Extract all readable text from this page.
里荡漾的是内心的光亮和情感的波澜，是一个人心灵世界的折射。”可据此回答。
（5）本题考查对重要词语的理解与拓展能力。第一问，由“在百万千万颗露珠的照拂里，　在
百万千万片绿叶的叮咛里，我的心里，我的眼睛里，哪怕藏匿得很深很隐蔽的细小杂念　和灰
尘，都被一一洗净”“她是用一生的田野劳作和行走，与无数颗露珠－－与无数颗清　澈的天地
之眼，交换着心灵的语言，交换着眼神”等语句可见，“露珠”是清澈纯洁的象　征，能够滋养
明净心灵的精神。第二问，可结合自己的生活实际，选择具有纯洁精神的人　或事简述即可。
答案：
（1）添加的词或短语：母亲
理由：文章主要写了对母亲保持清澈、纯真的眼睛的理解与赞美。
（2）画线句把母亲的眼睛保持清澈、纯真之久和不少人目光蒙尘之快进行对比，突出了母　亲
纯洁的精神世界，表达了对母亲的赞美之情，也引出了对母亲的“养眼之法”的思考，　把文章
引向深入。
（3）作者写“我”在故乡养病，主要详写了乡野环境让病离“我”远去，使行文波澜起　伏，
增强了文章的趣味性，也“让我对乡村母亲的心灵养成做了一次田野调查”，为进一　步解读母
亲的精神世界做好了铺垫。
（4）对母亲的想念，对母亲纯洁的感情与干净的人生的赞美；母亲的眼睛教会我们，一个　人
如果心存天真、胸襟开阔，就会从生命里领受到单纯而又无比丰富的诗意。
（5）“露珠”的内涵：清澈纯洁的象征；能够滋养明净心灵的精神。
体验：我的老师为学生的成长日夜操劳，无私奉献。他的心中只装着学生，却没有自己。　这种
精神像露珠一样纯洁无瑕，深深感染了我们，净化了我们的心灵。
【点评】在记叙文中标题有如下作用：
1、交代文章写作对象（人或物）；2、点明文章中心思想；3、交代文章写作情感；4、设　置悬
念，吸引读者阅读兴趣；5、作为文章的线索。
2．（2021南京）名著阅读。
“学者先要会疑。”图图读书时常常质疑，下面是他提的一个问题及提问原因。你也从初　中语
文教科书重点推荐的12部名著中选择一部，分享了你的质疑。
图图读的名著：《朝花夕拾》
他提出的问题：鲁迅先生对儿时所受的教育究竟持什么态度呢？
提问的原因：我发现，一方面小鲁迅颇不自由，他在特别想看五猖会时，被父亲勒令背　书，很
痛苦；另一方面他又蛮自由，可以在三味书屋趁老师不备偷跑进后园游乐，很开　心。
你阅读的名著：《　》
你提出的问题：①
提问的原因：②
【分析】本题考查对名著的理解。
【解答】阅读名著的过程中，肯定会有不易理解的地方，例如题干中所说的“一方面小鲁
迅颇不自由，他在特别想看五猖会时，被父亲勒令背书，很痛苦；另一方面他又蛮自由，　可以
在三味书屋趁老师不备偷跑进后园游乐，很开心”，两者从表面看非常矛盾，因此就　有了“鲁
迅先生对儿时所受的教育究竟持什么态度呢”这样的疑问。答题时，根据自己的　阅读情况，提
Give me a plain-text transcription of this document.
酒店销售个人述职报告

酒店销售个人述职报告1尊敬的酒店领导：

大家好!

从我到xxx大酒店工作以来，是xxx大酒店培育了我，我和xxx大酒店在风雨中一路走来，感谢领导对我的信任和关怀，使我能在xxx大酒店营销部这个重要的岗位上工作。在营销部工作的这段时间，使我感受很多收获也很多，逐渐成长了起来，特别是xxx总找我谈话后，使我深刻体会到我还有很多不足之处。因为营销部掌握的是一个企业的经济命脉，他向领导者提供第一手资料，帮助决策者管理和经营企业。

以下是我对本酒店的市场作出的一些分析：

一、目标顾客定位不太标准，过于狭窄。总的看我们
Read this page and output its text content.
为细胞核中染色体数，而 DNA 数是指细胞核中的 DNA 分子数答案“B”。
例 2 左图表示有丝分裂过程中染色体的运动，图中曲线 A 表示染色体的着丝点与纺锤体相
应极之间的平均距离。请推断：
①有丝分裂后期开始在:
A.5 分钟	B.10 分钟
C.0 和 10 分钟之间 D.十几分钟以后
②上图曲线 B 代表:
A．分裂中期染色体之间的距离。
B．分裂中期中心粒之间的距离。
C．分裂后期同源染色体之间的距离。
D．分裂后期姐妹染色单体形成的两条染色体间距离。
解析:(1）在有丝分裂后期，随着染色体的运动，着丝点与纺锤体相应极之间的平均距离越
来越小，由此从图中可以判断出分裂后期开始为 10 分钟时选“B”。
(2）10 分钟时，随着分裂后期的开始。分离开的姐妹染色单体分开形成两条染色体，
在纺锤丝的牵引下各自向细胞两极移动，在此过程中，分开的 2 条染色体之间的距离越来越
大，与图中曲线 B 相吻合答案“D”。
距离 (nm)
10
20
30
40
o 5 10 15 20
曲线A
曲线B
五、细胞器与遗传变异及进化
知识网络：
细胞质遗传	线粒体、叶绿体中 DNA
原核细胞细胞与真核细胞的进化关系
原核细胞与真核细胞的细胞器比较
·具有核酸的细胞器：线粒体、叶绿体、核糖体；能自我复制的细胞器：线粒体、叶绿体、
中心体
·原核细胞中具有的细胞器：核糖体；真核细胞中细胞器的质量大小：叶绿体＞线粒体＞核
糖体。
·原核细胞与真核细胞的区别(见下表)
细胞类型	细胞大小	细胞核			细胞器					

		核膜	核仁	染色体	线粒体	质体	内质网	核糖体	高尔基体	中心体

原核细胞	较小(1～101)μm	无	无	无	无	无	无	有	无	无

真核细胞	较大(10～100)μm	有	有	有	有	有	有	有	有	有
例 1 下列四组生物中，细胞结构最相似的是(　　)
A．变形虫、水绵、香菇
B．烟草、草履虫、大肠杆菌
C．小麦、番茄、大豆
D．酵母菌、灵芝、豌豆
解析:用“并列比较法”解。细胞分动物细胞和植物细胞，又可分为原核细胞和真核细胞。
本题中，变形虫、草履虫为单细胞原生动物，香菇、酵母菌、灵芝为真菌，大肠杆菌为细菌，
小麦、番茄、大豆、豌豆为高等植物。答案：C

========================

▸ **Task description**: Each line of the listing should be copied exactly.

▸ **Answer to this task**:
Extract all readable text from this page.
里荡漾的是内心的光亮和情感的波澜，是一个人心灵世界的折射。”可据此回答。
（5）本题考查对重要词语的理解与拓展能力。第一问，由“在百万千万颗露珠的照拂里，　在
百万千万片绿叶的叮咛里，我的心里，我的眼睛里，哪怕藏匿得很深很隐蔽的细小杂念　和灰
尘，都被一一洗净”“她是用一生的田野劳作和行走，与无数颗露珠－－与无数颗清　澈的天地
之眼，交换着心灵的语言，交换着眼神”等语句可见，“露珠”是清澈纯洁的象　征，能够滋养
明净心灵的精神。第二问，可结合自己的生活实际，选择具有纯洁精神的人　或事简述即可。
答案：
（1）添加的词或短语：母亲
理由：文章主要写了对母亲保持清澈、纯真的眼睛的理解与赞美。
（2）画线句把母亲的眼睛保持清澈、纯真之久和不少人目光蒙尘之快进行对比，突出了母　亲
纯洁的精神世界，表达了对母亲的赞美之情，也引出了对母亲的“养眼之法”的思考，　把文章
引向深入。
（3）作者写“我”在故乡养病，主要详写了乡野环境让病离“我”远去，使行文波澜起　伏，
增强了文章的趣味性，也“让我对乡村母亲的心灵养成做了一次田野调查”，为进一　步解读母
亲的精神世界做好了铺垫。
（4）对母亲的想念，对母亲纯洁的感情与干净的人生的赞美；母亲的眼睛教会我们，一个　人
如果心存天真、胸襟开阔，就会从生命里领受到单纯而又无比丰富的诗意。
（5）“露珠”的内涵：清澈纯洁的象征；能够滋养明净心灵的精神。
体验：我的老师为学生的成长日夜操劳，无私奉献。他的心中只装着学生，却没有自己。　这种
精神像露珠一样纯洁无瑕，深深感染了我们，净化了我们的心灵。
【点评】在记叙文中标题有如下作用：
1、交代文章写作对象（人或物）；2、点明文章中心思想；3、交代文章写作情感；4、设　置悬
念，吸引读者阅读兴趣；5、作为文章的线索。
2．（2021南京）名著阅读。
“学者先要会疑。”图图读书时常常质疑，下面是他提的一个问题及提问原因。你也从初　中语
文教科书重点推荐的12部名著中选择一部，分享了你的质疑。
图图读的名著：《朝花夕拾》
他提出的问题：鲁迅先生对儿时所受的教育究竟持什么态度呢？
提问的原因：我发现，一方面小鲁迅颇不自由，他在特别想看五猖会时，被父亲勒令背　书，很
痛苦；另一方面他又蛮自由，可以在三味书屋趁老师不备偷跑进后园游乐，很开　心。
你阅读的名著：《　》
你提出的问题：①
提问的原因：②
【分析】本题考查对名著的理解。
【解答】阅读名著的过程中，肯定会有不易理解的地方，例如题干中所说的“一方面小鲁
迅颇不自由，他在特别想看五猖会时，被父亲勒令背书，很痛苦；另一方面他又蛮自由，　可以
在三味书屋趁老师不备偷跑进后园游乐，很开心”，两者从表面看非常矛盾，因此就　有了“鲁
迅先生对儿时所受的教育究竟持什么态度呢”这样的疑问。答题时，根据自己的　阅读情况，提
Give me a plain-text transcription of this document.
酒店销售个人述职报告

酒店销售个人述职报告1尊敬的酒店领导：

大家好!

从我到xxx大酒店工作以来，是xxx大酒店培育了我，我和xxx大酒店在风雨中一路走来，感谢领导对我的信任和关怀，使我能在xxx大酒店营销部这个重要的岗位上工作。在营销部工作的这段时间，使我感受很多收获也很多，逐渐成长了起来，特别是xxx总找我谈话后，使我深刻体会到我还有很多不足之处。因为营销部掌握的是一个企业的经济命脉，他向领导者提供第一手资料，帮助决策者管理和经营企业。

以下是我对本酒店的市场作出的一些分析：

一、目标顾客定位不太标准，过于狭窄。总的看我们
Read this page and output its text content.
为细胞核中染色体数，而 DNA 数是指细胞核中的 DNA 分子数答案“B”。
例 2 左图表示有丝分裂过程中染色体的运动，图中曲线 A 表示染色体的着丝点与纺锤体相
应极之间的平均距离。请推断：
①有丝分裂后期开始在:
A.5 分钟	B.10 分钟
C.0 和 10 分钟之间 D.十几分钟以后
②上图曲线 B 代表:
A．分裂中期染色体之间的距离。
B．分裂中期中心粒之间的距离。
C．分裂后期同源染色体之间的距离。
D．分裂后期姐妹染色单体形成的两条染色体间距离。
解析:(1）在有丝分裂后期，随着染色体的运动，着丝点与纺锤体相应极之间的平均距离越
来越小，由此从图中可以判断出分裂后期开始为 10 分钟时选“B”。
(2）10 分钟时，随着分裂后期的开始。分离开的姐妹染色单体分开形成两条染色体，
在纺锤丝的牵引下各自向细胞两极移动，在此过程中，分开的 2 条染色体之间的距离越来越
大，与图中曲线 B 相吻合答案“D”。
距离 (nm)
10
20
30
40
o 5 10 15 20
曲线A
曲线B
五、细胞器与遗传变异及进化
知识网络：
细胞质遗传	线粒体、叶绿体中 DNA
原核细胞细胞与真核细胞的进化关系
原核细胞与真核细胞的细胞器比较
·具有核酸的细胞器：线粒体、叶绿体、核糖体；能自我复制的细胞器：线粒体、叶绿体、
中心体
·原核细胞中具有的细胞器：核糖体；真核细胞中细胞器的质量大小：叶绿体＞线粒体＞核
糖体。
·原核细胞与真核细胞的区别(见下表)
细胞类型	细胞大小	细胞核			细胞器					

		核膜	核仁	染色体	线粒体	质体	内质网	核糖体	高尔基体	中心体

原核细胞	较小(1～101)μm	无	无	无	无	无	无	有	无	无

真核细胞	较大(10～100)μm	有	有	有	有	有	有	有	有	有
例 1 下列四组生物中，细胞结构最相似的是(　　)
A．变形虫、水绵、香菇
B．烟草、草履虫、大肠杆菌
C．小麦、番茄、大豆
D．酵母菌、灵芝、豌豆
解析:用“并列比较法”解。细胞分动物细胞和植物细胞，又可分为原核细胞和真核细胞。
本题中，变形虫、草履虫为单细胞原生动物，香菇、酵母菌、灵芝为真菌，大肠杆菌为细菌，
小麦、番茄、大豆、豌豆为高等植物。答案：C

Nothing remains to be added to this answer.